Convert the lines from the start through the line containing "decision-dropdown[interactable]: Please select..." into a Markdown table with the columns Row and Line, skipping any blank lines.

* BEGIN Input records *

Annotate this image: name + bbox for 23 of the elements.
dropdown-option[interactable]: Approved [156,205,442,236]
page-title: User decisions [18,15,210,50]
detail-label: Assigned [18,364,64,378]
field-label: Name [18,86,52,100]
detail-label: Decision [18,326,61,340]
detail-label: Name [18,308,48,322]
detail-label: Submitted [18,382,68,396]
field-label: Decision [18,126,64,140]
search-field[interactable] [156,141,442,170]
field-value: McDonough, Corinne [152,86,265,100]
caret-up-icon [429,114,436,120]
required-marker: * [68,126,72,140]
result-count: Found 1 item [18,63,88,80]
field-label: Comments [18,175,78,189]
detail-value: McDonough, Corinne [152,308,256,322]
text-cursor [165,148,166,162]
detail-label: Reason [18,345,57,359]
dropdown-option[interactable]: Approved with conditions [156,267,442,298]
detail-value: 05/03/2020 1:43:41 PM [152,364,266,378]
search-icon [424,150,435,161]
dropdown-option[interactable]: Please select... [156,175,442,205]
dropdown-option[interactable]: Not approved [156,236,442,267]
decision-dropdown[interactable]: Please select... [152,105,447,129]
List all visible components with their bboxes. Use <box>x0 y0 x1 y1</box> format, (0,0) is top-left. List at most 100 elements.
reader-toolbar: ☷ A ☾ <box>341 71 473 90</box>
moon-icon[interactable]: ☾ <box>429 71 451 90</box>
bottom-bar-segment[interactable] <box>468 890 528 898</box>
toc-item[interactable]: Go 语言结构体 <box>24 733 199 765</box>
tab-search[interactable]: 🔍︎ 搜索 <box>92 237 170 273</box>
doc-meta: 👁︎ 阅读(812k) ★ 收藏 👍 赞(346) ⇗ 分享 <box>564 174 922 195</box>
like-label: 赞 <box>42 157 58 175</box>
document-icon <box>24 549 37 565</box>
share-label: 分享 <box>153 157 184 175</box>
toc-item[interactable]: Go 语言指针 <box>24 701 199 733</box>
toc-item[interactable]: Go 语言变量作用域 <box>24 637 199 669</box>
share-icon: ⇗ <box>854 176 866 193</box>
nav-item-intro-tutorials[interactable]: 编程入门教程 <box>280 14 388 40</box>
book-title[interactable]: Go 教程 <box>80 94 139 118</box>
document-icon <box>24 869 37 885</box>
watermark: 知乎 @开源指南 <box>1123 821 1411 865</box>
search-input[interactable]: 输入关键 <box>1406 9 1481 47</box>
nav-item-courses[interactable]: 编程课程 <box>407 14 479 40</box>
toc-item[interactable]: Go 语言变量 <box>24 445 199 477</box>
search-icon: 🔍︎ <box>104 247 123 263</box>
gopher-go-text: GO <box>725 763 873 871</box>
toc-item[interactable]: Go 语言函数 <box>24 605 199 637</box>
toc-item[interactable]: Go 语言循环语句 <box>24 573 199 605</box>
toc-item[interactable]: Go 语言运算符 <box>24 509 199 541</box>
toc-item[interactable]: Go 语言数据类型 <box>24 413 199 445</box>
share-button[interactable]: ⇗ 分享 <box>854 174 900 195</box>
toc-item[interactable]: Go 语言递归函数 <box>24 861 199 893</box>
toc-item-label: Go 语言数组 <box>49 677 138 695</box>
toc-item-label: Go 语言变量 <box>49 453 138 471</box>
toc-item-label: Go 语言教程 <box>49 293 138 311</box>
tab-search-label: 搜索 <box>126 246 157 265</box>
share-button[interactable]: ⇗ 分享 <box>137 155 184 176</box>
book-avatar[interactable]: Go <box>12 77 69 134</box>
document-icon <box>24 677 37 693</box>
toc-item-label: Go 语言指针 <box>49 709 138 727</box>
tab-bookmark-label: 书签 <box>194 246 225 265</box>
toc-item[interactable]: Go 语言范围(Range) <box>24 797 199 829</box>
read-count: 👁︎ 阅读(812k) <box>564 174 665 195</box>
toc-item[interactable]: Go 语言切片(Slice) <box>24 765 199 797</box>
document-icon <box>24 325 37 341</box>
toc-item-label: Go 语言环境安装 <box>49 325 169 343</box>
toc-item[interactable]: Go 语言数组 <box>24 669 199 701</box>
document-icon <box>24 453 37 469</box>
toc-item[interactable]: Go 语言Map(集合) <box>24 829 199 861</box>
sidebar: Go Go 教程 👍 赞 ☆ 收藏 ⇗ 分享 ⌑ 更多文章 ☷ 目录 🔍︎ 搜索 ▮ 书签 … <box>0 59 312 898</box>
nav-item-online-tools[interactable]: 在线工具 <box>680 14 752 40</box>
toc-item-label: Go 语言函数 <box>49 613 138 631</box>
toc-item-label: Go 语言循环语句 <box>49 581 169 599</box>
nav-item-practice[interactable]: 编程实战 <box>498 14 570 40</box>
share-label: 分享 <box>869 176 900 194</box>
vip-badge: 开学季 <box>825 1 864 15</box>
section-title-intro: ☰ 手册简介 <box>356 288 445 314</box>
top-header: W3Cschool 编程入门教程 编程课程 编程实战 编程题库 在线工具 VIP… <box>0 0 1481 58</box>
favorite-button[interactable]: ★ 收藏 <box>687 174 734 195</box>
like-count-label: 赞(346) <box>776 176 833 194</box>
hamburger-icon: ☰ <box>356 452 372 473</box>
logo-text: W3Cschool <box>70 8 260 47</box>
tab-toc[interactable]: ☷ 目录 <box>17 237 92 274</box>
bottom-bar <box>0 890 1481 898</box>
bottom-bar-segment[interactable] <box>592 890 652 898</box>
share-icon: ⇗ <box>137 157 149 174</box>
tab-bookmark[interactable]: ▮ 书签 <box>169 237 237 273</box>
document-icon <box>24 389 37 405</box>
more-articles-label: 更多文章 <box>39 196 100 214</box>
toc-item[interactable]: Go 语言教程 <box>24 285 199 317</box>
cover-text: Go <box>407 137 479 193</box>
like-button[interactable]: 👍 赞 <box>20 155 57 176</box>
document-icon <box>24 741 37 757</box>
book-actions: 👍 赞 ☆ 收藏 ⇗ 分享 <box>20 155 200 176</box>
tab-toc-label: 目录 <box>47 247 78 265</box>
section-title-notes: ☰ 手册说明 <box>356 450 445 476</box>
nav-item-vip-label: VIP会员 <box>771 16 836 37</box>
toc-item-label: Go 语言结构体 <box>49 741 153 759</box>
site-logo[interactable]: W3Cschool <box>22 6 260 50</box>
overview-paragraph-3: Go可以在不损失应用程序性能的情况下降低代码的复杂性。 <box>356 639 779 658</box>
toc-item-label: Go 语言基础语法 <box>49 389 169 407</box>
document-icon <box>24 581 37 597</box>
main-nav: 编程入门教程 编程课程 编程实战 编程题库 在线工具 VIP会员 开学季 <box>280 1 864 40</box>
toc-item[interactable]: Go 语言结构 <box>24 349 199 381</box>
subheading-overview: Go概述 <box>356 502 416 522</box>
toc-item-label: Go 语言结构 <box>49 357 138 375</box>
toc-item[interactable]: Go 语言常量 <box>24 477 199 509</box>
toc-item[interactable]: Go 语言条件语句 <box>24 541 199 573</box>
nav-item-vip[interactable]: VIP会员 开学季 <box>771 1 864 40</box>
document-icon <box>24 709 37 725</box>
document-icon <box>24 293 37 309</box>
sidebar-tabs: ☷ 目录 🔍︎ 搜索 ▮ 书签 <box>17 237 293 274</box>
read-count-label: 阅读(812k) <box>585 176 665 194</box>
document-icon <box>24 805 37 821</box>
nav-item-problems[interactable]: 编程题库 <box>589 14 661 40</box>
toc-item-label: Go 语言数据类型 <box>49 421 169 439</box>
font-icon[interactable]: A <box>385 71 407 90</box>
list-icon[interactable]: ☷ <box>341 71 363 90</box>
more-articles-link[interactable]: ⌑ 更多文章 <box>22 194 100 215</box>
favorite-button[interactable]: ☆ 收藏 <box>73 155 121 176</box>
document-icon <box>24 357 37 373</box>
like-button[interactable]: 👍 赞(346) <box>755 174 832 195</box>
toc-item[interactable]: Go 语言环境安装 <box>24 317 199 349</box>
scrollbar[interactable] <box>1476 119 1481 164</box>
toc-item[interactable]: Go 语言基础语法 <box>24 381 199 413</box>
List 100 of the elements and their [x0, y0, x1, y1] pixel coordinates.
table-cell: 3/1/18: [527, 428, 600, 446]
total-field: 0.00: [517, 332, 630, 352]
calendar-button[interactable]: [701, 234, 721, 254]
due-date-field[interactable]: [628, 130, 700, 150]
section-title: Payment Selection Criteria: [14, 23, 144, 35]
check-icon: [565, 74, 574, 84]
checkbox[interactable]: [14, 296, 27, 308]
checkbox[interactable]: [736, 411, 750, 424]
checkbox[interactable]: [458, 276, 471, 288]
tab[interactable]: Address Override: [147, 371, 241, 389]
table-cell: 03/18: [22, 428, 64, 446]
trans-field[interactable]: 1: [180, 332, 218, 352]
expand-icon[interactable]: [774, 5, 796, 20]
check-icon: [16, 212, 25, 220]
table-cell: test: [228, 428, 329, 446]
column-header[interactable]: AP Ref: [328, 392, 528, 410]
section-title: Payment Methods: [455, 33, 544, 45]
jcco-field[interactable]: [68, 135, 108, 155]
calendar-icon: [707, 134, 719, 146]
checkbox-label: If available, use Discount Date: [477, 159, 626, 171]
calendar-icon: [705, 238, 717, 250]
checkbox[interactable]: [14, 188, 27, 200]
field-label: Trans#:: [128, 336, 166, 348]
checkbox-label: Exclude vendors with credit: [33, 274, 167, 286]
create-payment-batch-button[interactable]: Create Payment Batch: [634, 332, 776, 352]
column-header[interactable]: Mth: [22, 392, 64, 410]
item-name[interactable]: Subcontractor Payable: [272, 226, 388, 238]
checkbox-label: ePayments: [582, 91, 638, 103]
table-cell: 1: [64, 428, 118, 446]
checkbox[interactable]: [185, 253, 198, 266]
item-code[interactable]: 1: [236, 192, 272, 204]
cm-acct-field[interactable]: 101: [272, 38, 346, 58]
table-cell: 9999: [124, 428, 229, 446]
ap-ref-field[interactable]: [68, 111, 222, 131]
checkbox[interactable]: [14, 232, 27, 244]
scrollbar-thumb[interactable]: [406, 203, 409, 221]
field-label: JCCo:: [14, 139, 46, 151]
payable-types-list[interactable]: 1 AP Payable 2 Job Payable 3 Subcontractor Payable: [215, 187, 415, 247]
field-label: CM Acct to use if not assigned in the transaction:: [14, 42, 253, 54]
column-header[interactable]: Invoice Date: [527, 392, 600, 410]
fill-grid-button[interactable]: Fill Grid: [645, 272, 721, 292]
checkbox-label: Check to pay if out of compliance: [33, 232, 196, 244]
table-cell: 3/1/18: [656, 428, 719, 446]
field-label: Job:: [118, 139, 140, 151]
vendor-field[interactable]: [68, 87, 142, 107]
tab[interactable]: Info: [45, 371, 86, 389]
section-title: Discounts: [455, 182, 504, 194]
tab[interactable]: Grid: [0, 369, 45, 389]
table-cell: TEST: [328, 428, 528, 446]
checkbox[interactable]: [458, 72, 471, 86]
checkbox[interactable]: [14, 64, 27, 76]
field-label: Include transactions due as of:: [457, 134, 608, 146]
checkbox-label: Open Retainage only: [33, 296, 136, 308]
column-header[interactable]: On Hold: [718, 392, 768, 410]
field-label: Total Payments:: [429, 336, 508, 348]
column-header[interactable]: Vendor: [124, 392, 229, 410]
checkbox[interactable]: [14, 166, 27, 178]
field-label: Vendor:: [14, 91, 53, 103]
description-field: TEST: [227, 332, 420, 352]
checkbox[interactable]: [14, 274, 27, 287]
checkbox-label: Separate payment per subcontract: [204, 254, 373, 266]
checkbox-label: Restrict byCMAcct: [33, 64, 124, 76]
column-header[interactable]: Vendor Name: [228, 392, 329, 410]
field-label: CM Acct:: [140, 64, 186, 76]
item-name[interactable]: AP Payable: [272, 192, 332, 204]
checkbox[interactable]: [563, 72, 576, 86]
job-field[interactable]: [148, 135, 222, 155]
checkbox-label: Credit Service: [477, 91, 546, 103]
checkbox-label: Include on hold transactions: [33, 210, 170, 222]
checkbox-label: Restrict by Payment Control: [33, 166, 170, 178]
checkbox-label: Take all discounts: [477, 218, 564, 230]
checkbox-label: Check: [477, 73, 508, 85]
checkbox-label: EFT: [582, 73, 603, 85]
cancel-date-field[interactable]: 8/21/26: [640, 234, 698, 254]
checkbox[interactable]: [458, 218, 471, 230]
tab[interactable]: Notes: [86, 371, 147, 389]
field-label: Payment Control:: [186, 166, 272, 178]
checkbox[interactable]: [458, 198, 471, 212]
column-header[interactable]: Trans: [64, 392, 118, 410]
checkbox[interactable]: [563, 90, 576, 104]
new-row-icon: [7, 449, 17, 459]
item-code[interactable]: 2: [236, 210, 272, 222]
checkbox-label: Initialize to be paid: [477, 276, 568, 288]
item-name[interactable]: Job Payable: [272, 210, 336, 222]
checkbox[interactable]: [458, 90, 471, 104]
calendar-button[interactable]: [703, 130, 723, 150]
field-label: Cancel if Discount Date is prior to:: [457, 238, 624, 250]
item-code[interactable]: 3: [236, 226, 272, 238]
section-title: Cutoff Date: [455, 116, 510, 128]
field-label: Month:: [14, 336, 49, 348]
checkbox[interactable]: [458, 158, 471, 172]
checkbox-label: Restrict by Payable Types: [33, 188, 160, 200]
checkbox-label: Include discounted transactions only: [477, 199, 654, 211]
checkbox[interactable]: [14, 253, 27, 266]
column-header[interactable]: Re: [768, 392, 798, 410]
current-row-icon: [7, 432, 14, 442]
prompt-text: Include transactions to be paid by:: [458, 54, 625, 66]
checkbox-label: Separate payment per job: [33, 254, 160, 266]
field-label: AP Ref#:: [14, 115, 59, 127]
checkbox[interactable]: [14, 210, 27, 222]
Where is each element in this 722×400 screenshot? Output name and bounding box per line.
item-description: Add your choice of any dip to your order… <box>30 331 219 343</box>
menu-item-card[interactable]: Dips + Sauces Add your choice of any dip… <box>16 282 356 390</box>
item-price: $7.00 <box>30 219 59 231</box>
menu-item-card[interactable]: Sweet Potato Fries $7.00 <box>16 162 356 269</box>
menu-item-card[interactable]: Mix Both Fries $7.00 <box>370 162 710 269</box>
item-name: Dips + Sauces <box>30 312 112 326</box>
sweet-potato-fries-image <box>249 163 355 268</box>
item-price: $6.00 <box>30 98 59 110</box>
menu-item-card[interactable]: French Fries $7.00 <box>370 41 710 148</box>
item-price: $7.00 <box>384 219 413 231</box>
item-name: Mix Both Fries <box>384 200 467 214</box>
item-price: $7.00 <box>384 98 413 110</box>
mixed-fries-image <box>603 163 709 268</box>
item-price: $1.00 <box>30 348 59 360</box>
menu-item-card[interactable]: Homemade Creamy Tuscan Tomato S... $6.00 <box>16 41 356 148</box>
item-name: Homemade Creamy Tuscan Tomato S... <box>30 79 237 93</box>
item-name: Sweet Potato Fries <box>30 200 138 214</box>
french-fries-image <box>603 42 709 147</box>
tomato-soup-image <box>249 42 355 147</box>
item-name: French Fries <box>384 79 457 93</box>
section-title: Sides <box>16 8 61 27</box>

* END Input records *

- Result below -
| Row | Line |
|---|---|
| 1 | Annotate this image: name + bbox for 23 of the elements. |
| 2 | dropdown-option[interactable]: Approved [156,205,442,236] |
| 3 | page-title: User decisions [18,15,210,50] |
| 4 | detail-label: Assigned [18,364,64,378] |
| 5 | field-label: Name [18,86,52,100] |
| 6 | detail-label: Decision [18,326,61,340] |
| 7 | detail-label: Name [18,308,48,322] |
| 8 | detail-label: Submitted [18,382,68,396] |
| 9 | field-label: Decision [18,126,64,140] |
| 10 | search-field[interactable] [156,141,442,170] |
| 11 | field-value: McDonough, Corinne [152,86,265,100] |
| 12 | caret-up-icon [429,114,436,120] |
| 13 | required-marker: * [68,126,72,140] |
| 14 | result-count: Found 1 item [18,63,88,80] |
| 15 | field-label: Comments [18,175,78,189] |
| 16 | detail-value: McDonough, Corinne [152,308,256,322] |
| 17 | text-cursor [165,148,166,162] |
| 18 | detail-label: Reason [18,345,57,359] |
| 19 | dropdown-option[interactable]: Approved with conditions [156,267,442,298] |
| 20 | detail-value: 05/03/2020 1:43:41 PM [152,364,266,378] |
| 21 | search-icon [424,150,435,161] |
| 22 | dropdown-option[interactable]: Please select... [156,175,442,205] |
| 23 | dropdown-option[interactable]: Not approved [156,236,442,267] |
| 24 | decision-dropdown[interactable]: Please select... [152,105,447,129] |